■ **Do this**: Count every line below in which "Mortens" occurs, then give only the count.

■ **Data lines**:

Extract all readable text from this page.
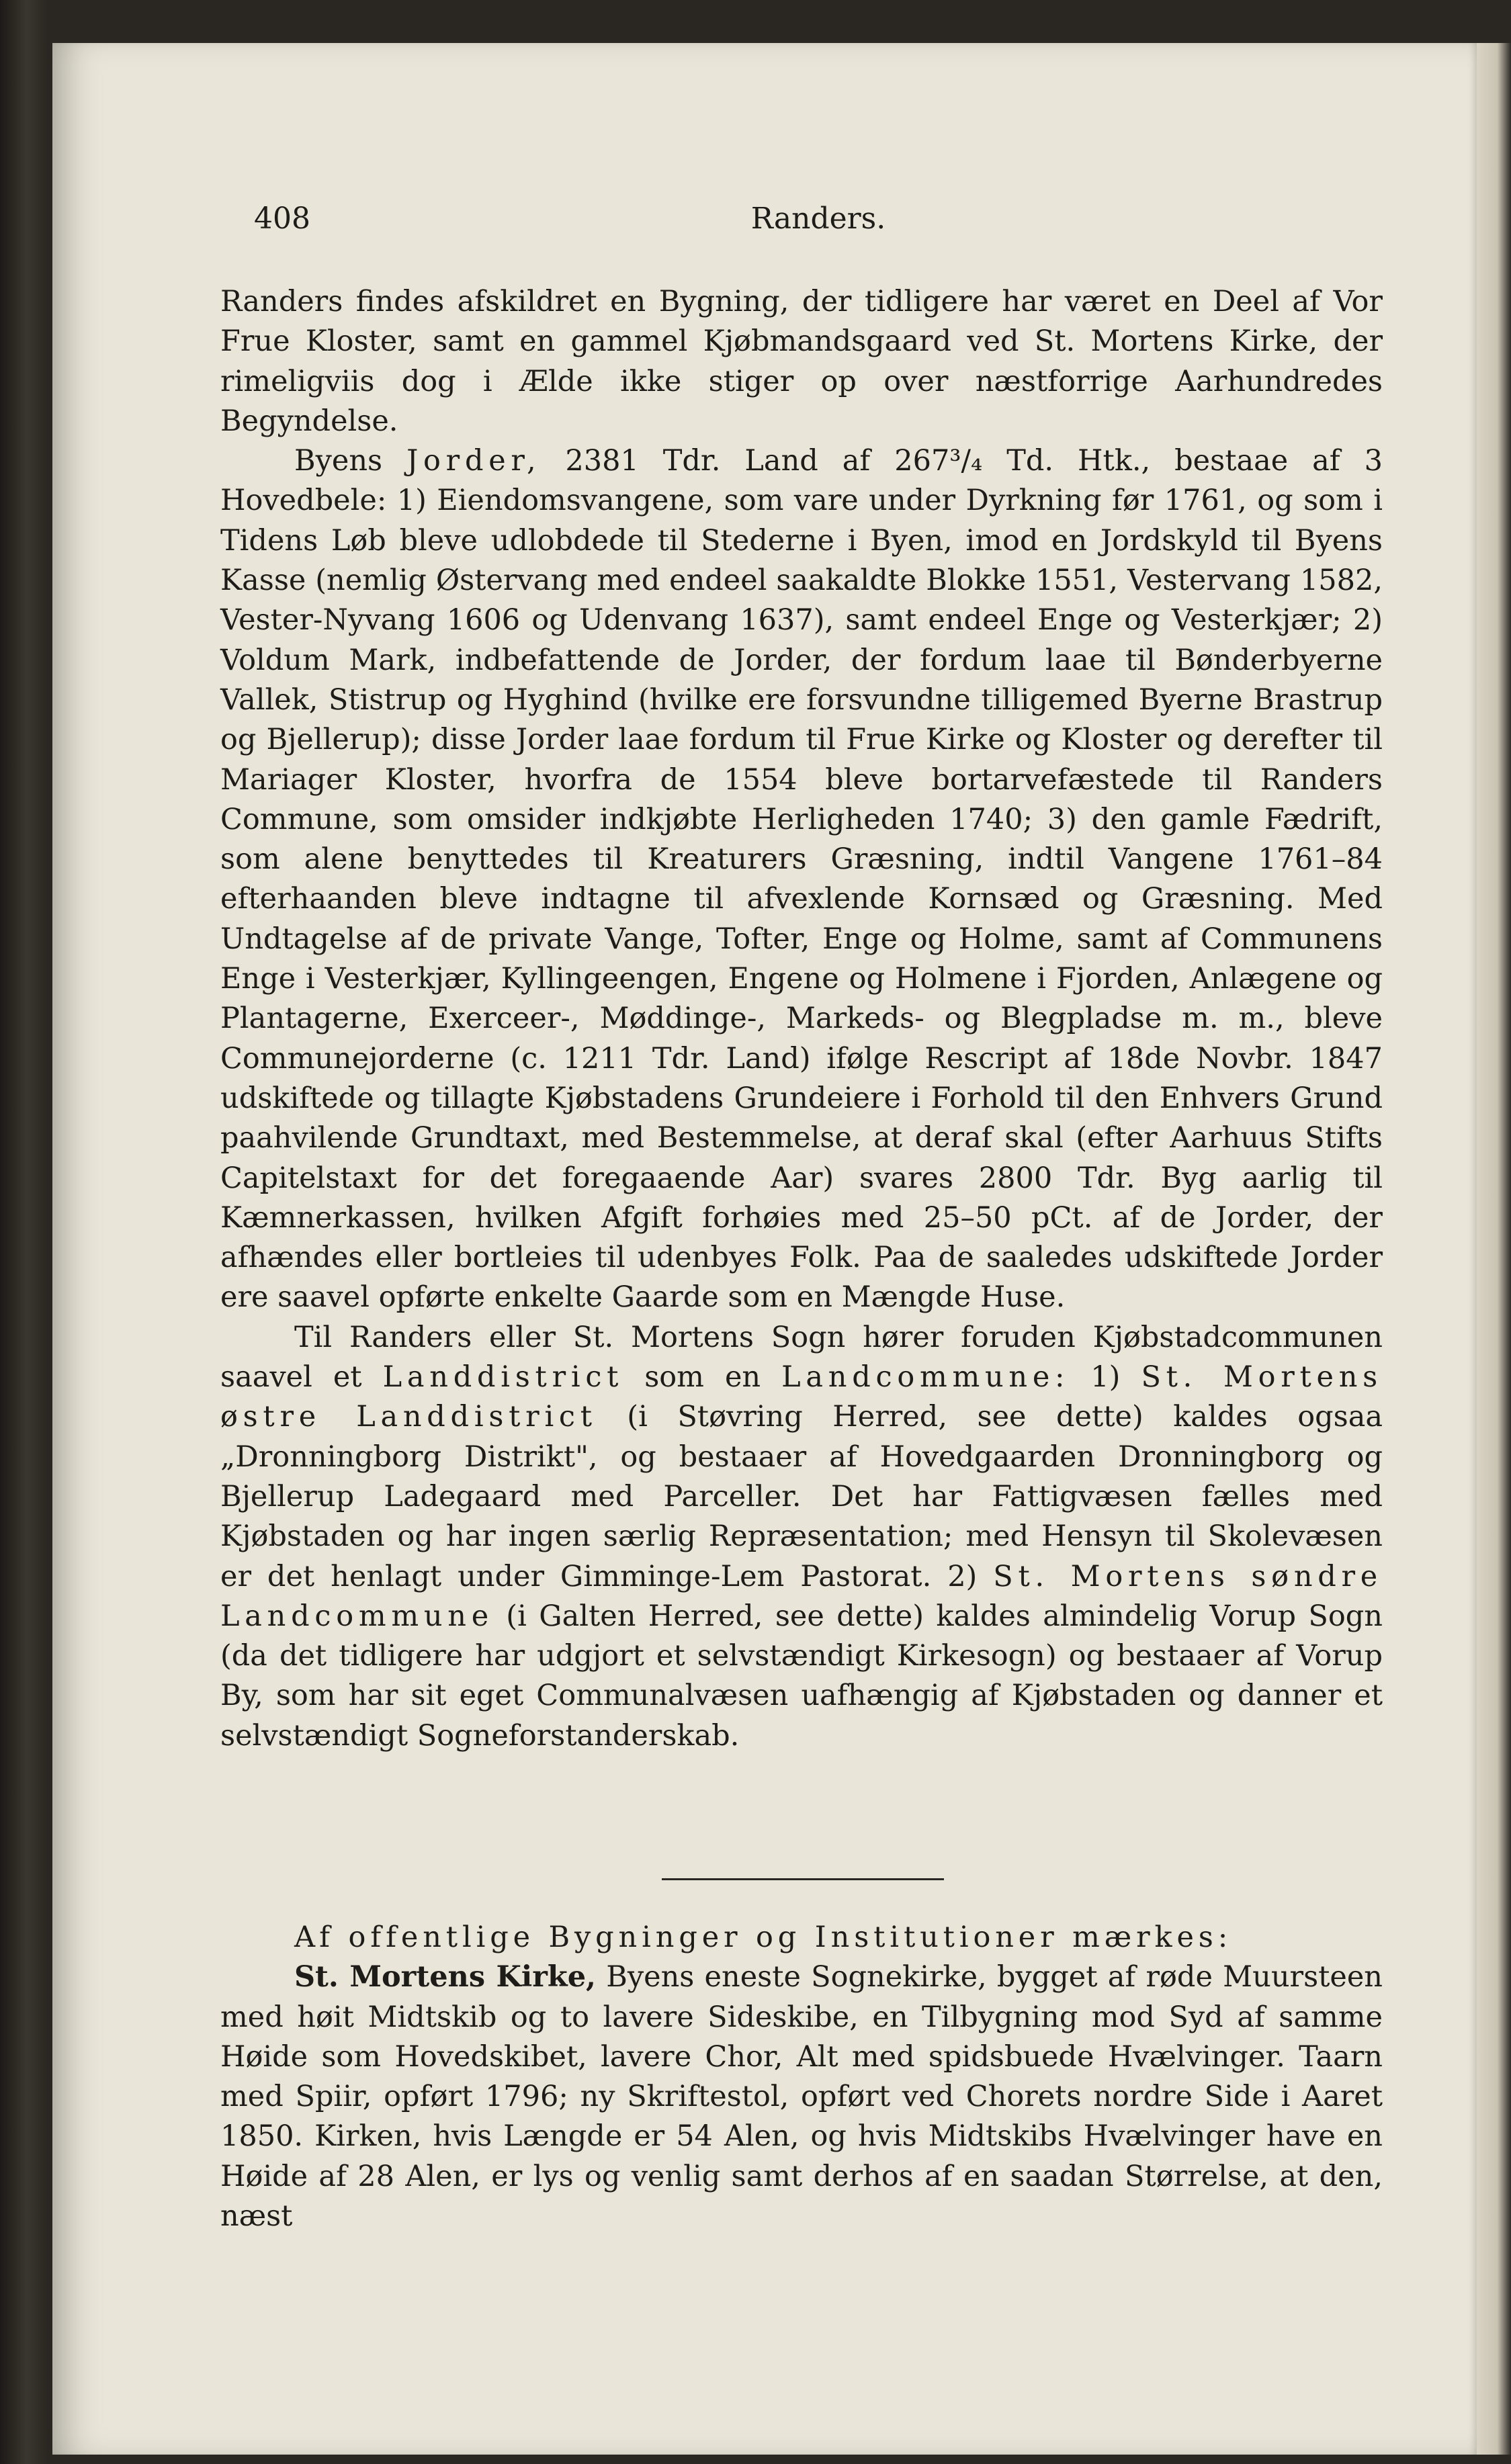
408	Randers.

Randers findes afskildret en Bygning, der tidligere har været en Deel af Vor Frue Kloster, samt en gammel Kjøbmandsgaard ved St. Mortens Kirke, der rimeligviis dog i Ælde ikke stiger op over næstforrige Aarhundredes Begyndelse.

Byens Jorder, 2381 Tdr. Land af 267³/₄ Td. Htk., bestaae af 3 Hovedbele: 1) Eiendomsvangene, som vare under Dyrkning før 1761, og som i Tidens Løb bleve udlobdede til Stederne i Byen, imod en Jordskyld til Byens Kasse (nemlig Østervang med endeel saakaldte Blokke 1551, Vestervang 1582, Vester-Nyvang 1606 og Udenvang 1637), samt endeel Enge og Vesterkjær; 2) Voldum Mark, indbefattende de Jorder, der fordum laae til Bønderbyerne Vallek, Stistrup og Hyghind (hvilke ere forsvundne tilligemed Byerne Brastrup og Bjellerup); disse Jorder laae fordum til Frue Kirke og Kloster og derefter til Mariager Kloster, hvorfra de 1554 bleve bortarvefæstede til Randers Commune, som omsider indkjøbte Herligheden 1740; 3) den gamle Fædrift, som alene benyttedes til Kreaturers Græsning, indtil Vangene 1761–84 efterhaanden bleve indtagne til afvexlende Kornsæd og Græsning. Med Undtagelse af de private Vange, Tofter, Enge og Holme, samt af Communens Enge i Vesterkjær, Kyllingeengen, Engene og Holmene i Fjorden, Anlægene og Plantagerne, Exerceer-, Møddinge-, Markeds- og Blegpladse m. m., bleve Communejorderne (c. 1211 Tdr. Land) ifølge Rescript af 18de Novbr. 1847 udskiftede og tillagte Kjøbstadens Grundeiere i Forhold til den Enhvers Grund paahvilende Grundtaxt, med Bestemmelse, at deraf skal (efter Aarhuus Stifts Capitelstaxt for det foregaaende Aar) svares 2800 Tdr. Byg aarlig til Kæmnerkassen, hvilken Afgift forhøies med 25–50 pCt. af de Jorder, der afhændes eller bortleies til udenbyes Folk. Paa de saaledes udskiftede Jorder ere saavel opførte enkelte Gaarde som en Mængde Huse.

Til Randers eller St. Mortens Sogn hører foruden Kjøbstadcommunen saavel et Landdistrict som en Landcommune: 1) St. Mortens østre Landdistrict (i Støvring Herred, see dette) kaldes ogsaa „Dronningborg Distrikt", og bestaaer af Hovedgaarden Dronningborg og Bjellerup Ladegaard med Parceller. Det har Fattigvæsen fælles med Kjøbstaden og har ingen særlig Repræsentation; med Hensyn til Skolevæsen er det henlagt under Gimminge-Lem Pastorat. 2) St. Mortens søndre Landcommune (i Galten Herred, see dette) kaldes almindelig Vorup Sogn (da det tidligere har udgjort et selvstændigt Kirkesogn) og bestaaer af Vorup By, som har sit eget Communalvæsen uafhængig af Kjøbstaden og danner et selvstændigt Sogneforstanderskab.

Af offentlige Bygninger og Institutioner mærkes:

St. Mortens Kirke, Byens eneste Sognekirke, bygget af røde Muursteen med høit Midtskib og to lavere Sideskibe, en Tilbygning mod Syd af samme Høide som Hovedskibet, lavere Chor, Alt med spidsbuede Hvælvinger. Taarn med Spiir, opført 1796; ny Skriftestol, opført ved Chorets nordre Side i Aaret 1850. Kirken, hvis Længde er 54 Alen, og hvis Midtskibs Hvælvinger have en Høide af 28 Alen, er lys og venlig samt derhos af en saadan Størrelse, at den, næst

■ **Correct output**: 3